— Start of Records for the task —

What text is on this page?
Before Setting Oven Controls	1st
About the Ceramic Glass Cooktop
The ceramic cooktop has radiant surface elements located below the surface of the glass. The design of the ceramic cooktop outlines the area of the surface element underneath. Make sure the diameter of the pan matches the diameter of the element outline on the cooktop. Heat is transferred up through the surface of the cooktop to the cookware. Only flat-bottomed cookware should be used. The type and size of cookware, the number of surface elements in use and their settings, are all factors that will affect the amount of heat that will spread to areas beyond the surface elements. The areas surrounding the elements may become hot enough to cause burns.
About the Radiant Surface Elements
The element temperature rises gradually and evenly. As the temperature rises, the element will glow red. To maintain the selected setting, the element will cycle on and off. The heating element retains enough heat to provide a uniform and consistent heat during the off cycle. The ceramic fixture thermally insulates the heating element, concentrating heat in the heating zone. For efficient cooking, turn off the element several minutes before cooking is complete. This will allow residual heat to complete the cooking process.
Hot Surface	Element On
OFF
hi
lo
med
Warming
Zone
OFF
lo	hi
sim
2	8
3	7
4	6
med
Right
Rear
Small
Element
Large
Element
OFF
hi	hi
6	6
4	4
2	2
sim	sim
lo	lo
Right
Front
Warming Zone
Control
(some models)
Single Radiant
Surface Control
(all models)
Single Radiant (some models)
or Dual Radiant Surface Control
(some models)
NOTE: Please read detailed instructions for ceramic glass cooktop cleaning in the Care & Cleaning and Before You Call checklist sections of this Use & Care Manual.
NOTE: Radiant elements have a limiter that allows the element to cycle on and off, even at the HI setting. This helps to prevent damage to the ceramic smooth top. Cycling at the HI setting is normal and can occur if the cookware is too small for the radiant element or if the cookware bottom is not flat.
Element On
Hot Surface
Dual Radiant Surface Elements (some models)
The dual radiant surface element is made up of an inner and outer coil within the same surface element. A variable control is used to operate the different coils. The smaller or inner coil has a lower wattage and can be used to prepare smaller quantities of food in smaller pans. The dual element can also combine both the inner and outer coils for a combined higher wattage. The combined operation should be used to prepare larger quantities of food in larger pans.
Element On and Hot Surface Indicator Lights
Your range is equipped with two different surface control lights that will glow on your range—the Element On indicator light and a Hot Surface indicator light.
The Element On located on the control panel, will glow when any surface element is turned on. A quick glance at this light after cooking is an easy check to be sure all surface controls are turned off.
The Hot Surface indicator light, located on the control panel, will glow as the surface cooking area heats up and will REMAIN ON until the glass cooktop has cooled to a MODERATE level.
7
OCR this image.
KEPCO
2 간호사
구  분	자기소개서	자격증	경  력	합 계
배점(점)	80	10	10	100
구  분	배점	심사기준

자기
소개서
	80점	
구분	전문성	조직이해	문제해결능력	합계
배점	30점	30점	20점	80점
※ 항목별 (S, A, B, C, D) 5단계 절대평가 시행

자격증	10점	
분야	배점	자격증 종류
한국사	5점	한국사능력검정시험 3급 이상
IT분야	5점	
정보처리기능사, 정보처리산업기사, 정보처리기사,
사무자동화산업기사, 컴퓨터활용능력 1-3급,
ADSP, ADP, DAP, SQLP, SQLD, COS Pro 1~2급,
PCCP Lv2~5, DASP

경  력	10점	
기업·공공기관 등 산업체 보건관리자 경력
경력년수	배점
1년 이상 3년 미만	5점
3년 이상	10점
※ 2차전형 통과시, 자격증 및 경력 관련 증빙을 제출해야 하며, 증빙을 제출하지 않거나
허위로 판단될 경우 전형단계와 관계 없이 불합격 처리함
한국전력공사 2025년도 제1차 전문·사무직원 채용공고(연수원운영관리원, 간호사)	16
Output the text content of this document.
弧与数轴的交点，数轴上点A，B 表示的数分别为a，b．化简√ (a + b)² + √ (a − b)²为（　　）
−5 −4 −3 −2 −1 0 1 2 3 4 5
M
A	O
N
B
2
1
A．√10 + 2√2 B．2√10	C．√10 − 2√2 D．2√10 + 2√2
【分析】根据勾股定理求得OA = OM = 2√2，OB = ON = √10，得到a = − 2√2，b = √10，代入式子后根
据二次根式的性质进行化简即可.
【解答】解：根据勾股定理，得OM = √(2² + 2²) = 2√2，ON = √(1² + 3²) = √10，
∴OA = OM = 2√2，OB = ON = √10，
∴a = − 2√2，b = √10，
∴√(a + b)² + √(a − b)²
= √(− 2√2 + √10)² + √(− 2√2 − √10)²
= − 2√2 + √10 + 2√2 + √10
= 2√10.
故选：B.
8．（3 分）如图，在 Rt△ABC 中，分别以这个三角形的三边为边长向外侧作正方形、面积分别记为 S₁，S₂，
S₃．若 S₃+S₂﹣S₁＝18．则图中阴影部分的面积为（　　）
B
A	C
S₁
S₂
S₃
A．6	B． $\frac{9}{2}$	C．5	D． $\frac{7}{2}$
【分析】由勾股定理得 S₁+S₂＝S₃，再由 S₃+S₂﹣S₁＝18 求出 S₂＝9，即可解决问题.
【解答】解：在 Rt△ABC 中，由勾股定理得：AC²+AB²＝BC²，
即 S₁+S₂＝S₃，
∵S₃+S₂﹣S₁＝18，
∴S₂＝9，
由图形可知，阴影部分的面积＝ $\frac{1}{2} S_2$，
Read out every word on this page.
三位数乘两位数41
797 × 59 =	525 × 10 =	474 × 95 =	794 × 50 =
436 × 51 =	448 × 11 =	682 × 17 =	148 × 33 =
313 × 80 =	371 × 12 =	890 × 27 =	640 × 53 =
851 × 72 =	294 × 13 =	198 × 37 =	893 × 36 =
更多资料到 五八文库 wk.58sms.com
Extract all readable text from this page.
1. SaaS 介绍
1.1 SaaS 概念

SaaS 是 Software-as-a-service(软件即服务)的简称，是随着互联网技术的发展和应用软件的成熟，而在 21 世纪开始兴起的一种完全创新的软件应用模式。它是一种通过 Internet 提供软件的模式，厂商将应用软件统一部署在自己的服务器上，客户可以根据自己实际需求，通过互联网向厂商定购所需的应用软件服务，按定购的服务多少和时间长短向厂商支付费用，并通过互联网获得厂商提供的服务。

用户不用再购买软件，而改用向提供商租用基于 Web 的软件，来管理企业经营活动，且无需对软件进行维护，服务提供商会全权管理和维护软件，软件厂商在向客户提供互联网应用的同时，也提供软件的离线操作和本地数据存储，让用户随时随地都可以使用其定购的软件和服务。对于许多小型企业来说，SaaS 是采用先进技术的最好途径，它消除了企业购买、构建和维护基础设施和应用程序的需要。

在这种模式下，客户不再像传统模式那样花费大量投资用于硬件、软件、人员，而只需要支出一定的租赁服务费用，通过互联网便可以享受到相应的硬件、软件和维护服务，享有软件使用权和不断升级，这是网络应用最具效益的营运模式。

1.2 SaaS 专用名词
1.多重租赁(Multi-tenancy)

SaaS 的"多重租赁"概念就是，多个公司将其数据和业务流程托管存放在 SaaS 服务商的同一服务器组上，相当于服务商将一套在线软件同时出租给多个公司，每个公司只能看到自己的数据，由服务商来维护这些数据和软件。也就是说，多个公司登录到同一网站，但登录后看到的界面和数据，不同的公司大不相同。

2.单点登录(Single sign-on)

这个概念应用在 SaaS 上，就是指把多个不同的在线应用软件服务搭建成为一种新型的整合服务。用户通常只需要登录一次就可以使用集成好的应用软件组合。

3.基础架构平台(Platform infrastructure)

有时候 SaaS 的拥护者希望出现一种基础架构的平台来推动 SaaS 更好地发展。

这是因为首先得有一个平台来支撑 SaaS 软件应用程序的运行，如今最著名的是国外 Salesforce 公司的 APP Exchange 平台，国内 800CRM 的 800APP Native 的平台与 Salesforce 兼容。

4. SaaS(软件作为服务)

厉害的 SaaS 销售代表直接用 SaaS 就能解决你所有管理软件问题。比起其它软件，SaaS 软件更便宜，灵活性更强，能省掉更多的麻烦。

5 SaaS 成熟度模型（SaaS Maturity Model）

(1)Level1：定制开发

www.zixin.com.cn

— End of Records for the task —

◆ Task objective
Using the entries above, find all lines with "text". Copy them.

◆ Task output
What text is on this page?
Output the text content of this document.
Extract all readable text from this page.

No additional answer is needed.